-- Task --
Exactly reproduce all the records, keeping pictures out of the copy.

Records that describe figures
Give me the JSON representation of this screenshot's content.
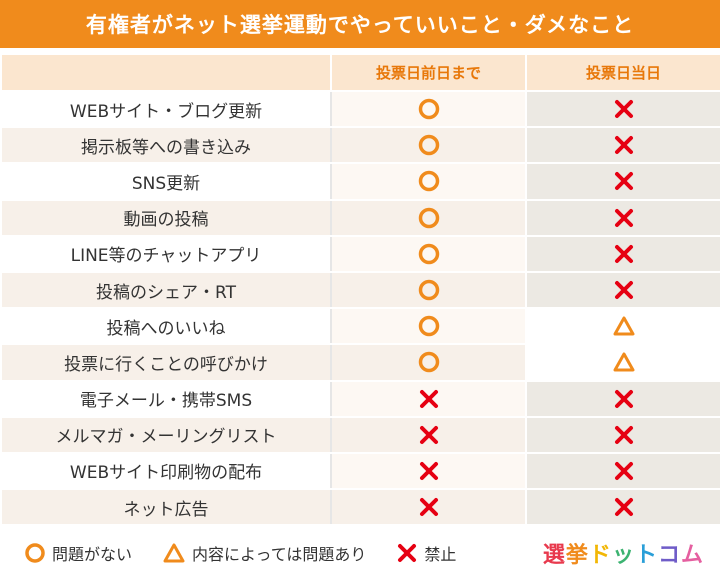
{
  "title": "有権者がネット選挙運動でやっていいこと・ダメなこと",
  "columns": {
    "item": "",
    "before": "投票日前日まで",
    "day": "投票日当日"
  },
  "rows": [
    {
      "label": "WEBサイト・ブログ更新",
      "before": "ok",
      "day": "ng"
    },
    {
      "label": "掲示板等への書き込み",
      "before": "ok",
      "day": "ng"
    },
    {
      "label": "SNS更新",
      "before": "ok",
      "day": "ng"
    },
    {
      "label": "動画の投稿",
      "before": "ok",
      "day": "ng"
    },
    {
      "label": "LINE等のチャットアプリ",
      "before": "ok",
      "day": "ng"
    },
    {
      "label": "投稿のシェア・RT",
      "before": "ok",
      "day": "ng"
    },
    {
      "label": "投稿へのいいね",
      "before": "ok",
      "day": "partial"
    },
    {
      "label": "投票に行くことの呼びかけ",
      "before": "ok",
      "day": "partial"
    },
    {
      "label": "電子メール・携帯SMS",
      "before": "ng",
      "day": "ng"
    },
    {
      "label": "メルマガ・メーリングリスト",
      "before": "ng",
      "day": "ng"
    },
    {
      "label": "WEBサイト印刷物の配布",
      "before": "ng",
      "day": "ng"
    },
    {
      "label": "ネット広告",
      "before": "ng",
      "day": "ng"
    }
  ],
  "legend": {
    "ok_label": "問題がない",
    "partial_label": "内容によっては問題あり",
    "ng_label": "禁止"
  },
  "logo": {
    "text": "選挙ドットコム",
    "chars": [
      "選",
      "挙",
      "ド",
      "ッ",
      "ト",
      "コ",
      "ム"
    ],
    "colors": [
      "#e8394d",
      "#f08b1c",
      "#f2b705",
      "#3cb371",
      "#2a9fd8",
      "#6f5cc8",
      "#e55fa0"
    ]
  },
  "colors": {
    "accent": "#f08b1c",
    "ok_mark": "#f08b1c",
    "partial_mark": "#f08b1c",
    "ng_mark": "#e60012"
  },
  "icons": {
    "ok": "circle-icon",
    "partial": "triangle-icon",
    "ng": "cross-icon"
  }
}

-- Answer below --
Give me the JSON representation of this screenshot's content.
{
  "title": "有権者がネット選挙運動でやっていいこと・ダメなこと",
  "columns": {
    "item": "",
    "before": "投票日前日まで",
    "day": "投票日当日"
  },
  "rows": [
    {
      "label": "WEBサイト・ブログ更新",
      "before": "ok",
      "day": "ng"
    },
    {
      "label": "掲示板等への書き込み",
      "before": "ok",
      "day": "ng"
    },
    {
      "label": "SNS更新",
      "before": "ok",
      "day": "ng"
    },
    {
      "label": "動画の投稿",
      "before": "ok",
      "day": "ng"
    },
    {
      "label": "LINE等のチャットアプリ",
      "before": "ok",
      "day": "ng"
    },
    {
      "label": "投稿のシェア・RT",
      "before": "ok",
      "day": "ng"
    },
    {
      "label": "投稿へのいいね",
      "before": "ok",
      "day": "partial"
    },
    {
      "label": "投票に行くことの呼びかけ",
      "before": "ok",
      "day": "partial"
    },
    {
      "label": "電子メール・携帯SMS",
      "before": "ng",
      "day": "ng"
    },
    {
      "label": "メルマガ・メーリングリスト",
      "before": "ng",
      "day": "ng"
    },
    {
      "label": "WEBサイト印刷物の配布",
      "before": "ng",
      "day": "ng"
    },
    {
      "label": "ネット広告",
      "before": "ng",
      "day": "ng"
    }
  ],
  "legend": {
    "ok_label": "問題がない",
    "partial_label": "内容によっては問題あり",
    "ng_label": "禁止"
  },
  "logo": {
    "text": "選挙ドットコム",
    "chars": [
      "選",
      "挙",
      "ド",
      "ッ",
      "ト",
      "コ",
      "ム"
    ],
    "colors": [
      "#e8394d",
      "#f08b1c",
      "#f2b705",
      "#3cb371",
      "#2a9fd8",
      "#6f5cc8",
      "#e55fa0"
    ]
  },
  "colors": {
    "accent": "#f08b1c",
    "ok_mark": "#f08b1c",
    "partial_mark": "#f08b1c",
    "ng_mark": "#e60012"
  },
  "icons": {
    "ok": "circle-icon",
    "partial": "triangle-icon",
    "ng": "cross-icon"
  }
}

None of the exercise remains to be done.